**Records supplied**
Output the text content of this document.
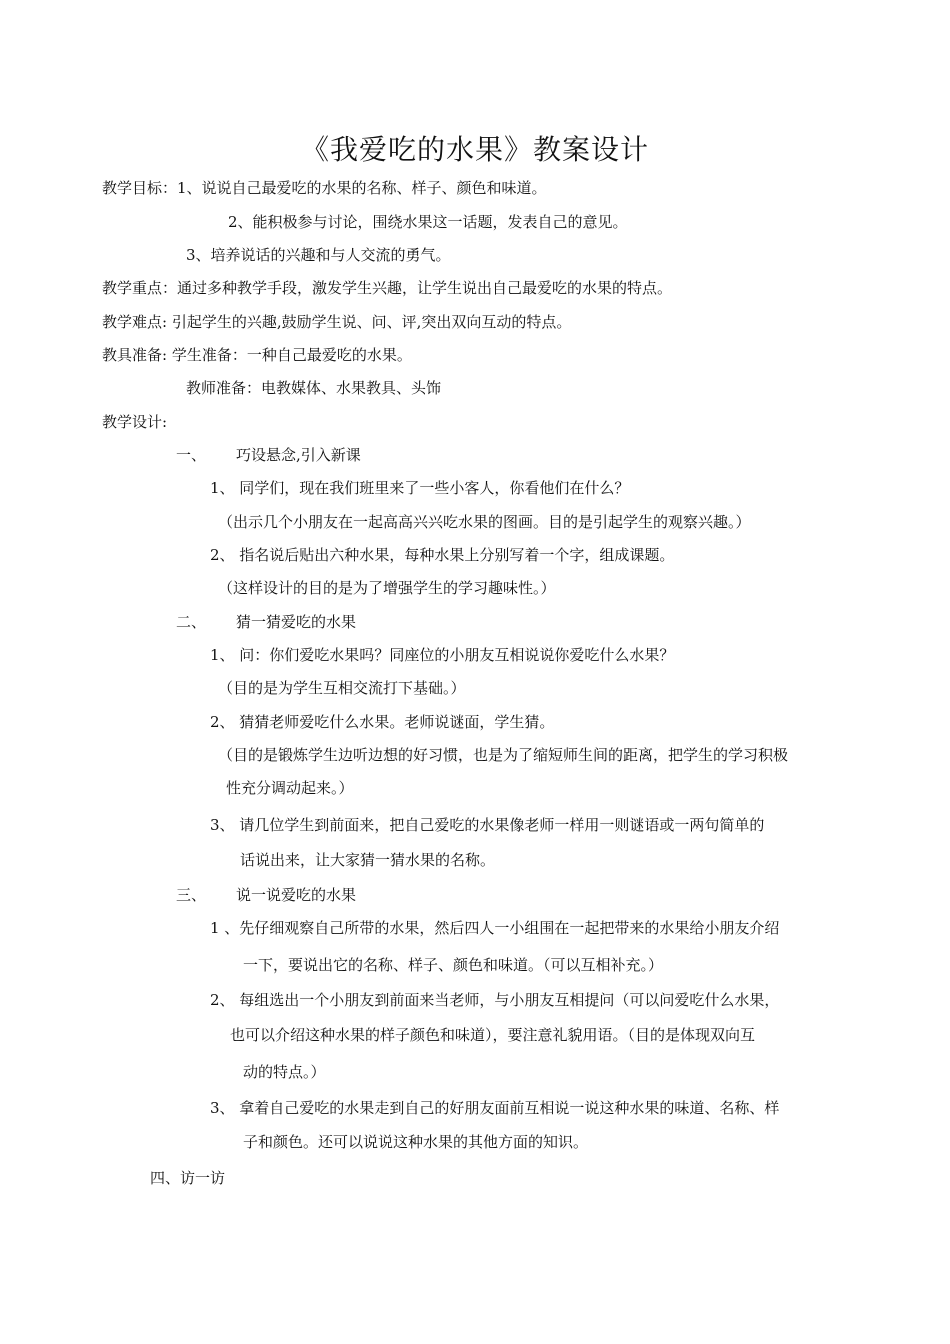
《我爱吃的水果》教案设计
教学目标：1、说说自己最爱吃的水果的名称、样子、颜色和味道。
2、能积极参与讨论，围绕水果这一话题，发表自己的意见。
3、培养说话的兴趣和与人交流的勇气。
教学重点：通过多种教学手段，激发学生兴趣，让学生说出自己最爱吃的水果的特点。
教学难点: 引起学生的兴趣,鼓励学生说、问、评,突出双向互动的特点。
教具准备: 学生准备：一种自己最爱吃的水果。
教师准备：电教媒体、水果教具、头饰
教学设计:
一、 巧设悬念,引入新课
1、 同学们，现在我们班里来了一些小客人，你看他们在什么？
（出示几个小朋友在一起高高兴兴吃水果的图画。目的是引起学生的观察兴趣。）
2、 指名说后贴出六种水果，每种水果上分别写着一个字，组成课题。
（这样设计的目的是为了增强学生的学习趣味性。）
二、 猜一猜爱吃的水果
1、 问：你们爱吃水果吗？同座位的小朋友互相说说你爱吃什么水果？
（目的是为学生互相交流打下基础。）
2、 猜猜老师爱吃什么水果。老师说谜面，学生猜。
（目的是锻炼学生边听边想的好习惯，也是为了缩短师生间的距离，把学生的学习积极
性充分调动起来。）
3、 请几位学生到前面来，把自己爱吃的水果像老师一样用一则谜语或一两句简单的
话说出来，让大家猜一猜水果的名称。
三、 说一说爱吃的水果
1 、先仔细观察自己所带的水果，然后四人一小组围在一起把带来的水果给小朋友介绍
一下，要说出它的名称、样子、颜色和味道。（可以互相补充。）
2、 每组选出一个小朋友到前面来当老师，与小朋友互相提问（可以问爱吃什么水果，
也可以介绍这种水果的样子颜色和味道），要注意礼貌用语。（目的是体现双向互
动的特点。）
3、 拿着自己爱吃的水果走到自己的好朋友面前互相说一说这种水果的味道、名称、样
子和颜色。还可以说说这种水果的其他方面的知识。
四、访一访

**The problem**
Without the images, write out each line of the data verbatim.

**Answer for the task**
Output the text content of this document.
《我爱吃的水果》教案设计
教学目标：1、说说自己最爱吃的水果的名称、样子、颜色和味道。
2、能积极参与讨论，围绕水果这一话题，发表自己的意见。
3、培养说话的兴趣和与人交流的勇气。
教学重点：通过多种教学手段，激发学生兴趣，让学生说出自己最爱吃的水果的特点。
教学难点: 引起学生的兴趣,鼓励学生说、问、评,突出双向互动的特点。
教具准备: 学生准备：一种自己最爱吃的水果。
教师准备：电教媒体、水果教具、头饰
教学设计:
一、 巧设悬念,引入新课
1、 同学们，现在我们班里来了一些小客人，你看他们在什么？
（出示几个小朋友在一起高高兴兴吃水果的图画。目的是引起学生的观察兴趣。）
2、 指名说后贴出六种水果，每种水果上分别写着一个字，组成课题。
（这样设计的目的是为了增强学生的学习趣味性。）
二、 猜一猜爱吃的水果
1、 问：你们爱吃水果吗？同座位的小朋友互相说说你爱吃什么水果？
（目的是为学生互相交流打下基础。）
2、 猜猜老师爱吃什么水果。老师说谜面，学生猜。
（目的是锻炼学生边听边想的好习惯，也是为了缩短师生间的距离，把学生的学习积极
性充分调动起来。）
3、 请几位学生到前面来，把自己爱吃的水果像老师一样用一则谜语或一两句简单的
话说出来，让大家猜一猜水果的名称。
三、 说一说爱吃的水果
1 、先仔细观察自己所带的水果，然后四人一小组围在一起把带来的水果给小朋友介绍
一下，要说出它的名称、样子、颜色和味道。（可以互相补充。）
2、 每组选出一个小朋友到前面来当老师，与小朋友互相提问（可以问爱吃什么水果，
也可以介绍这种水果的样子颜色和味道），要注意礼貌用语。（目的是体现双向互
动的特点。）
3、 拿着自己爱吃的水果走到自己的好朋友面前互相说一说这种水果的味道、名称、样
子和颜色。还可以说说这种水果的其他方面的知识。
四、访一访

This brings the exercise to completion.